+++ Material provided +++

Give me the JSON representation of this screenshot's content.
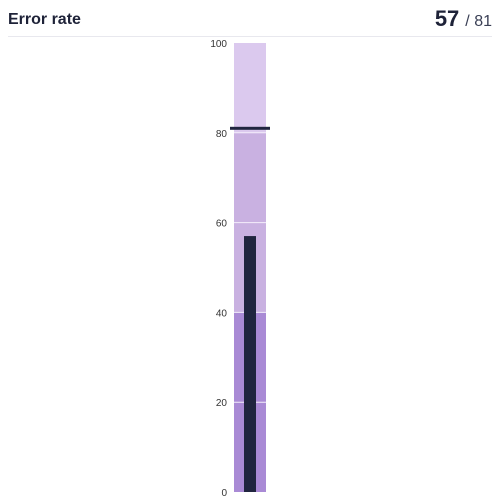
{
  "header": {
    "title": "Error rate",
    "value": "57",
    "separator": "/",
    "target": "81"
  },
  "colors": {
    "band_low": "#a98ad5",
    "band_mid": "#c9b1e1",
    "band_high": "#dbc9ee",
    "bar": "#20253f",
    "target_marker": "#20253f",
    "gridline": "#f4eefb"
  },
  "chart_data": {
    "type": "bullet",
    "orientation": "vertical",
    "title": "Error rate",
    "value": 57,
    "target": 81,
    "ylim": [
      0,
      100
    ],
    "yticks": [
      0,
      20,
      40,
      60,
      80,
      100
    ],
    "bands": [
      {
        "from": 0,
        "to": 40,
        "color": "#a98ad5"
      },
      {
        "from": 40,
        "to": 80,
        "color": "#c9b1e1"
      },
      {
        "from": 80,
        "to": 100,
        "color": "#dbc9ee"
      }
    ],
    "grid": true
  }
}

+++

Exercise details>
Set down all the data again exactly as above, pictures excluded.

Output for this task>
Give me the JSON representation of this screenshot's content.
{
  "header": {
    "title": "Error rate",
    "value": "57",
    "separator": "/",
    "target": "81"
  },
  "colors": {
    "band_low": "#a98ad5",
    "band_mid": "#c9b1e1",
    "band_high": "#dbc9ee",
    "bar": "#20253f",
    "target_marker": "#20253f",
    "gridline": "#f4eefb"
  },
  "chart_data": {
    "type": "bullet",
    "orientation": "vertical",
    "title": "Error rate",
    "value": 57,
    "target": 81,
    "ylim": [
      0,
      100
    ],
    "yticks": [
      0,
      20,
      40,
      60,
      80,
      100
    ],
    "bands": [
      {
        "from": 0,
        "to": 40,
        "color": "#a98ad5"
      },
      {
        "from": 40,
        "to": 80,
        "color": "#c9b1e1"
      },
      {
        "from": 80,
        "to": 100,
        "color": "#dbc9ee"
      }
    ],
    "grid": true
  }
}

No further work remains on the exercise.